Write down each entry again, exactly as it reads.

+++ Material for this exercise +++

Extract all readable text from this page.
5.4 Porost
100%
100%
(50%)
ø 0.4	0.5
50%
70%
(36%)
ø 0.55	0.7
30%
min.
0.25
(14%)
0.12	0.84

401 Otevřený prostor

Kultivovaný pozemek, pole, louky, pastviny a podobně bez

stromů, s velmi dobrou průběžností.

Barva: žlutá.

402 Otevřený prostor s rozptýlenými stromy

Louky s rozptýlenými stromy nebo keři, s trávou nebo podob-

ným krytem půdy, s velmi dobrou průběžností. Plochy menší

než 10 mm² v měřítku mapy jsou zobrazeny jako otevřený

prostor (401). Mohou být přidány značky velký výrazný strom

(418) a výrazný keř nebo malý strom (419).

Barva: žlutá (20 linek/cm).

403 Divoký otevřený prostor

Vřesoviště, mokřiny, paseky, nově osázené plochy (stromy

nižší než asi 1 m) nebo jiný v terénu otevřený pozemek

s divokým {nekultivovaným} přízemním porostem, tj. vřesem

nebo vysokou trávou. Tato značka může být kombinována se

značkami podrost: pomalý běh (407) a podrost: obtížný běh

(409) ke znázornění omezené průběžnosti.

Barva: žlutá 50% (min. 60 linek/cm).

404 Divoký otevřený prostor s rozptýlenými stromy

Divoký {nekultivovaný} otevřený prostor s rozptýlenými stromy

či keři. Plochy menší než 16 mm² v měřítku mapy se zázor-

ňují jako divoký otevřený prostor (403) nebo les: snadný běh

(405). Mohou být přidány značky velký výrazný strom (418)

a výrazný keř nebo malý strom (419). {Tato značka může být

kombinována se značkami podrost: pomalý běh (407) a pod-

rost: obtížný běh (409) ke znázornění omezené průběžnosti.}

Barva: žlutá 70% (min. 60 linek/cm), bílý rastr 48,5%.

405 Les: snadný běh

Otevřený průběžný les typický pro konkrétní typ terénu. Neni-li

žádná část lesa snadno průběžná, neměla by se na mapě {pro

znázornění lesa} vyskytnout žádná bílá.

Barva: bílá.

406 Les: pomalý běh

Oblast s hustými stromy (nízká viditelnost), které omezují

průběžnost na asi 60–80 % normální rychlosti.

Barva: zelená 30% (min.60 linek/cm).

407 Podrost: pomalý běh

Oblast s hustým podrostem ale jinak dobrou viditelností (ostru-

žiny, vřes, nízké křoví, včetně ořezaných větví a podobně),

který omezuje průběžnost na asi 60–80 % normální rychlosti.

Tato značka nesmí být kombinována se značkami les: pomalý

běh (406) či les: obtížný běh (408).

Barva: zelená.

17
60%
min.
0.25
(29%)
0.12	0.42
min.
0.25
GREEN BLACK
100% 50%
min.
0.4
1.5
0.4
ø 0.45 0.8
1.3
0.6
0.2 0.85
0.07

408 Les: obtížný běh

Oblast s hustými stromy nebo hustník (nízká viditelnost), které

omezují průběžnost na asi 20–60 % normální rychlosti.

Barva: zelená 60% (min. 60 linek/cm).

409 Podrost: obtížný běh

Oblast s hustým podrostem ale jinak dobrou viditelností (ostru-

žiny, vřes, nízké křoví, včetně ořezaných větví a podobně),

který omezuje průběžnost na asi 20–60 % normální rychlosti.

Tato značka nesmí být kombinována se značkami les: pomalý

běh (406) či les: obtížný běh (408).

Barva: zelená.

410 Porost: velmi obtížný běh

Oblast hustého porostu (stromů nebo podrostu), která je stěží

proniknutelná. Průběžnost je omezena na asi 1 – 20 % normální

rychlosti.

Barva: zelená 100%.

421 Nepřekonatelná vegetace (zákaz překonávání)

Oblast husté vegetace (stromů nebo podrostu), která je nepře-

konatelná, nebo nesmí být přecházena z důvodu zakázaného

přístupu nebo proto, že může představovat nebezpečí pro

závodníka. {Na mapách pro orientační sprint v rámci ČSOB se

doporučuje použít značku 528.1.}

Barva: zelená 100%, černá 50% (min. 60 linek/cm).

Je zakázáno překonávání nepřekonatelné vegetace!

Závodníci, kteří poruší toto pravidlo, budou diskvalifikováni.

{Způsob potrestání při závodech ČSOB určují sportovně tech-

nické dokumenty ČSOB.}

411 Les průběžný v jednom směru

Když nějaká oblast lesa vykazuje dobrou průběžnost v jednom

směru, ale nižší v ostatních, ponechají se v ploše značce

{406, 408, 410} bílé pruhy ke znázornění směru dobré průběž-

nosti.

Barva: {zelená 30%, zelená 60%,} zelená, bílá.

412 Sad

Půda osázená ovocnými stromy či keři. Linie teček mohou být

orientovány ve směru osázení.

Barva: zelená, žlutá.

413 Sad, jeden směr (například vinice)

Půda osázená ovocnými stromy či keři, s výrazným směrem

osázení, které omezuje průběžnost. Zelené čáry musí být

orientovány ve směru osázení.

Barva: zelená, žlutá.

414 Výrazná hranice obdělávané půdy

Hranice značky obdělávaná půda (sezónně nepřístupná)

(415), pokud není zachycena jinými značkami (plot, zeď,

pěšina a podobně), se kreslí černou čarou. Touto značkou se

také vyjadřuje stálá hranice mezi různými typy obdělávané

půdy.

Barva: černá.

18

+++

Solution:
Extract all readable text from this page.
5.4 Porost
100%
100%
(50%)
ø 0.4	0.5
50%
70%
(36%)
ø 0.55	0.7
30%
min.
0.25
(14%)
0.12	0.84

401 Otevřený prostor

Kultivovaný pozemek, pole, louky, pastviny a podobně bez

stromů, s velmi dobrou průběžností.

Barva: žlutá.

402 Otevřený prostor s rozptýlenými stromy

Louky s rozptýlenými stromy nebo keři, s trávou nebo podob-

ným krytem půdy, s velmi dobrou průběžností. Plochy menší

než 10 mm² v měřítku mapy jsou zobrazeny jako otevřený

prostor (401). Mohou být přidány značky velký výrazný strom

(418) a výrazný keř nebo malý strom (419).

Barva: žlutá (20 linek/cm).

403 Divoký otevřený prostor

Vřesoviště, mokřiny, paseky, nově osázené plochy (stromy

nižší než asi 1 m) nebo jiný v terénu otevřený pozemek

s divokým {nekultivovaným} přízemním porostem, tj. vřesem

nebo vysokou trávou. Tato značka může být kombinována se

značkami podrost: pomalý běh (407) a podrost: obtížný běh

(409) ke znázornění omezené průběžnosti.

Barva: žlutá 50% (min. 60 linek/cm).

404 Divoký otevřený prostor s rozptýlenými stromy

Divoký {nekultivovaný} otevřený prostor s rozptýlenými stromy

či keři. Plochy menší než 16 mm² v měřítku mapy se zázor-

ňují jako divoký otevřený prostor (403) nebo les: snadný běh

(405). Mohou být přidány značky velký výrazný strom (418)

a výrazný keř nebo malý strom (419). {Tato značka může být

kombinována se značkami podrost: pomalý běh (407) a pod-

rost: obtížný běh (409) ke znázornění omezené průběžnosti.}

Barva: žlutá 70% (min. 60 linek/cm), bílý rastr 48,5%.

405 Les: snadný běh

Otevřený průběžný les typický pro konkrétní typ terénu. Neni-li

žádná část lesa snadno průběžná, neměla by se na mapě {pro

znázornění lesa} vyskytnout žádná bílá.

Barva: bílá.

406 Les: pomalý běh

Oblast s hustými stromy (nízká viditelnost), které omezují

průběžnost na asi 60–80 % normální rychlosti.

Barva: zelená 30% (min.60 linek/cm).

407 Podrost: pomalý běh

Oblast s hustým podrostem ale jinak dobrou viditelností (ostru-

žiny, vřes, nízké křoví, včetně ořezaných větví a podobně),

který omezuje průběžnost na asi 60–80 % normální rychlosti.

Tato značka nesmí být kombinována se značkami les: pomalý

běh (406) či les: obtížný běh (408).

Barva: zelená.

17
60%
min.
0.25
(29%)
0.12	0.42
min.
0.25
GREEN BLACK
100% 50%
min.
0.4
1.5
0.4
ø 0.45 0.8
1.3
0.6
0.2 0.85
0.07

408 Les: obtížný běh

Oblast s hustými stromy nebo hustník (nízká viditelnost), které

omezují průběžnost na asi 20–60 % normální rychlosti.

Barva: zelená 60% (min. 60 linek/cm).

409 Podrost: obtížný běh

Oblast s hustým podrostem ale jinak dobrou viditelností (ostru-

žiny, vřes, nízké křoví, včetně ořezaných větví a podobně),

který omezuje průběžnost na asi 20–60 % normální rychlosti.

Tato značka nesmí být kombinována se značkami les: pomalý

běh (406) či les: obtížný běh (408).

Barva: zelená.

410 Porost: velmi obtížný běh

Oblast hustého porostu (stromů nebo podrostu), která je stěží

proniknutelná. Průběžnost je omezena na asi 1 – 20 % normální

rychlosti.

Barva: zelená 100%.

421 Nepřekonatelná vegetace (zákaz překonávání)

Oblast husté vegetace (stromů nebo podrostu), která je nepře-

konatelná, nebo nesmí být přecházena z důvodu zakázaného

přístupu nebo proto, že může představovat nebezpečí pro

závodníka. {Na mapách pro orientační sprint v rámci ČSOB se

doporučuje použít značku 528.1.}

Barva: zelená 100%, černá 50% (min. 60 linek/cm).

Je zakázáno překonávání nepřekonatelné vegetace!

Závodníci, kteří poruší toto pravidlo, budou diskvalifikováni.

{Způsob potrestání při závodech ČSOB určují sportovně tech-

nické dokumenty ČSOB.}

411 Les průběžný v jednom směru

Když nějaká oblast lesa vykazuje dobrou průběžnost v jednom

směru, ale nižší v ostatních, ponechají se v ploše značce

{406, 408, 410} bílé pruhy ke znázornění směru dobré průběž-

nosti.

Barva: {zelená 30%, zelená 60%,} zelená, bílá.

412 Sad

Půda osázená ovocnými stromy či keři. Linie teček mohou být

orientovány ve směru osázení.

Barva: zelená, žlutá.

413 Sad, jeden směr (například vinice)

Půda osázená ovocnými stromy či keři, s výrazným směrem

osázení, které omezuje průběžnost. Zelené čáry musí být

orientovány ve směru osázení.

Barva: zelená, žlutá.

414 Výrazná hranice obdělávané půdy

Hranice značky obdělávaná půda (sezónně nepřístupná)

(415), pokud není zachycena jinými značkami (plot, zeď,

pěšina a podobně), se kreslí černou čarou. Touto značkou se

také vyjadřuje stálá hranice mezi různými typy obdělávané

půdy.

Barva: černá.

18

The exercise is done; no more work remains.